(Exercise directions) Without including any pictures, write out all the entries exactly.

[Data records]
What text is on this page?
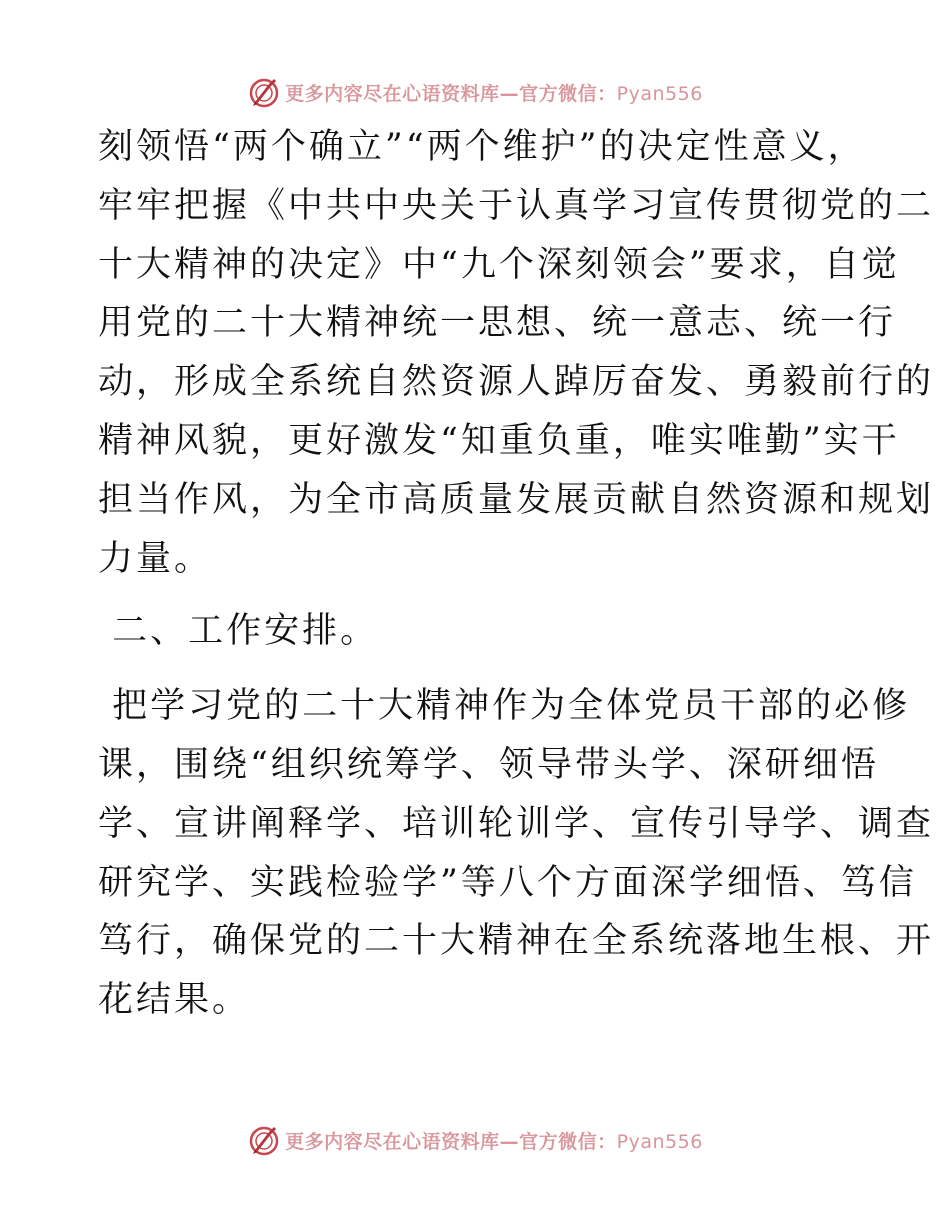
更多内容尽在心语资料库—官方微信：Pyan556

刻领悟“两个确立”“两个维护”的决定性意义，
牢牢把握《中共中央关于认真学习宣传贯彻党的二
十大精神的决定》中“九个深刻领会”要求，自觉
用党的二十大精神统一思想、统一意志、统一行
动，形成全系统自然资源人踔厉奋发、勇毅前行的
精神风貌，更好激发“知重负重，唯实唯勤”实干
担当作风，为全市高质量发展贡献自然资源和规划
力量。

二、工作安排。

把学习党的二十大精神作为全体党员干部的必修
课，围绕“组织统筹学、领导带头学、深研细悟
学、宣讲阐释学、培训轮训学、宣传引导学、调查
研究学、实践检验学”等八个方面深学细悟、笃信
笃行，确保党的二十大精神在全系统落地生根、开
花结果。

更多内容尽在心语资料库—官方微信：Pyan556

(Task result)
What text is on this page?
更多内容尽在心语资料库—官方微信：Pyan556

刻领悟“两个确立”“两个维护”的决定性意义，
牢牢把握《中共中央关于认真学习宣传贯彻党的二
十大精神的决定》中“九个深刻领会”要求，自觉
用党的二十大精神统一思想、统一意志、统一行
动，形成全系统自然资源人踔厉奋发、勇毅前行的
精神风貌，更好激发“知重负重，唯实唯勤”实干
担当作风，为全市高质量发展贡献自然资源和规划
力量。

二、工作安排。

把学习党的二十大精神作为全体党员干部的必修
课，围绕“组织统筹学、领导带头学、深研细悟
学、宣讲阐释学、培训轮训学、宣传引导学、调查
研究学、实践检验学”等八个方面深学细悟、笃信
笃行，确保党的二十大精神在全系统落地生根、开
花结果。

更多内容尽在心语资料库—官方微信：Pyan556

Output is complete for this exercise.